* **What to do**: Write out, unchanged, the lines from the one holding "Give me the" to the close of the listing. Both the first and last lines belong in it.

━━ Exercise input ━━

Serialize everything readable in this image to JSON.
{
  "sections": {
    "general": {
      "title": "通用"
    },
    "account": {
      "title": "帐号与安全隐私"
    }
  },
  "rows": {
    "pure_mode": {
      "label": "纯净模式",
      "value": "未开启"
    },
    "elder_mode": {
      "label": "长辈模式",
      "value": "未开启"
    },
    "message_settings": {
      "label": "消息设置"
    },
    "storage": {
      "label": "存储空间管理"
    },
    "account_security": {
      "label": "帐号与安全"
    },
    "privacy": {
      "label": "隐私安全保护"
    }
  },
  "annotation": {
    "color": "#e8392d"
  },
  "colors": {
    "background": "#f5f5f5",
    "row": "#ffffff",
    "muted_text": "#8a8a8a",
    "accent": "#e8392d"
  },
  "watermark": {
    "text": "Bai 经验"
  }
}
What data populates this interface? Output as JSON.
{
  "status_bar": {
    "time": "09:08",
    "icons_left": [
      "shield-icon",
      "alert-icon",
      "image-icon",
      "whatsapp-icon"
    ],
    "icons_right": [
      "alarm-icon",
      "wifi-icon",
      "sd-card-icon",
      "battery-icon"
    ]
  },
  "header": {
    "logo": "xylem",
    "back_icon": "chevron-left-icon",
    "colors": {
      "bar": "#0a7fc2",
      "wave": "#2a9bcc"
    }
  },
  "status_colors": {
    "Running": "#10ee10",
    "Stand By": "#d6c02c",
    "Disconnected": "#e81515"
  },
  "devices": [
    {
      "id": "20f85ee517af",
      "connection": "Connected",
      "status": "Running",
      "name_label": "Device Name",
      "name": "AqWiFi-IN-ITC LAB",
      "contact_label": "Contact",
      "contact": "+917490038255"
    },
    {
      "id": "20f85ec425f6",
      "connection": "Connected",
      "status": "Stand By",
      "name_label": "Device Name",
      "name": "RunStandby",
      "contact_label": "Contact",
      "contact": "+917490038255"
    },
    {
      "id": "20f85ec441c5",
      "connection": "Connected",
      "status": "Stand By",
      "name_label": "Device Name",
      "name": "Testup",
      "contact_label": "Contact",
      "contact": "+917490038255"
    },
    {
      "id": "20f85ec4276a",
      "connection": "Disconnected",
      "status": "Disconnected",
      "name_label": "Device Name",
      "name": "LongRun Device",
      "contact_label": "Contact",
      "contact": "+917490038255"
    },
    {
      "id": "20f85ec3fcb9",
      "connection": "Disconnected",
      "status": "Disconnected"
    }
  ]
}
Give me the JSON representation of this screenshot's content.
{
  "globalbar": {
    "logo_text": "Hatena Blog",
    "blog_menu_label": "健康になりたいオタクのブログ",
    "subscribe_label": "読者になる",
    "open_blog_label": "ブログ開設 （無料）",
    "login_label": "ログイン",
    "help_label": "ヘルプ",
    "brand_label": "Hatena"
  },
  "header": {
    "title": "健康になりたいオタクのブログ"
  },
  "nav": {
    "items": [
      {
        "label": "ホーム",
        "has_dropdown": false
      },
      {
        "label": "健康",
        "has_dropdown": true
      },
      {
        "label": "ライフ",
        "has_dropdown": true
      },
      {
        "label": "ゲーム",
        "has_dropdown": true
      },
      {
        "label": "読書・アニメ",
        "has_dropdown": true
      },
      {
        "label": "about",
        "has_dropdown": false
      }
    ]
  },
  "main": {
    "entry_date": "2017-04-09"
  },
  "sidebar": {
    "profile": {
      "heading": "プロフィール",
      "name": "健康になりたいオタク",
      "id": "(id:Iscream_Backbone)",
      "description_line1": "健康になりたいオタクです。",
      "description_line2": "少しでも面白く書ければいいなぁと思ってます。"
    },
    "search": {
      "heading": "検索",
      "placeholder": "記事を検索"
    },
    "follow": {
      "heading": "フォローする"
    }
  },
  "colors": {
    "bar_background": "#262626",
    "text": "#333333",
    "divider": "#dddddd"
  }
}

━━━

* **Answer for the task**:
Give me the JSON representation of this screenshot's content.
{
  "globalbar": {
    "logo_text": "Hatena Blog",
    "blog_menu_label": "健康になりたいオタクのブログ",
    "subscribe_label": "読者になる",
    "open_blog_label": "ブログ開設 （無料）",
    "login_label": "ログイン",
    "help_label": "ヘルプ",
    "brand_label": "Hatena"
  },
  "header": {
    "title": "健康になりたいオタクのブログ"
  },
  "nav": {
    "items": [
      {
        "label": "ホーム",
        "has_dropdown": false
      },
      {
        "label": "健康",
        "has_dropdown": true
      },
      {
        "label": "ライフ",
        "has_dropdown": true
      },
      {
        "label": "ゲーム",
        "has_dropdown": true
      },
      {
        "label": "読書・アニメ",
        "has_dropdown": true
      },
      {
        "label": "about",
        "has_dropdown": false
      }
    ]
  },
  "main": {
    "entry_date": "2017-04-09"
  },
  "sidebar": {
    "profile": {
      "heading": "プロフィール",
      "name": "健康になりたいオタク",
      "id": "(id:Iscream_Backbone)",
      "description_line1": "健康になりたいオタクです。",
      "description_line2": "少しでも面白く書ければいいなぁと思ってます。"
    },
    "search": {
      "heading": "検索",
      "placeholder": "記事を検索"
    },
    "follow": {
      "heading": "フォローする"
    }
  },
  "colors": {
    "bar_background": "#262626",
    "text": "#333333",
    "divider": "#dddddd"
  }
}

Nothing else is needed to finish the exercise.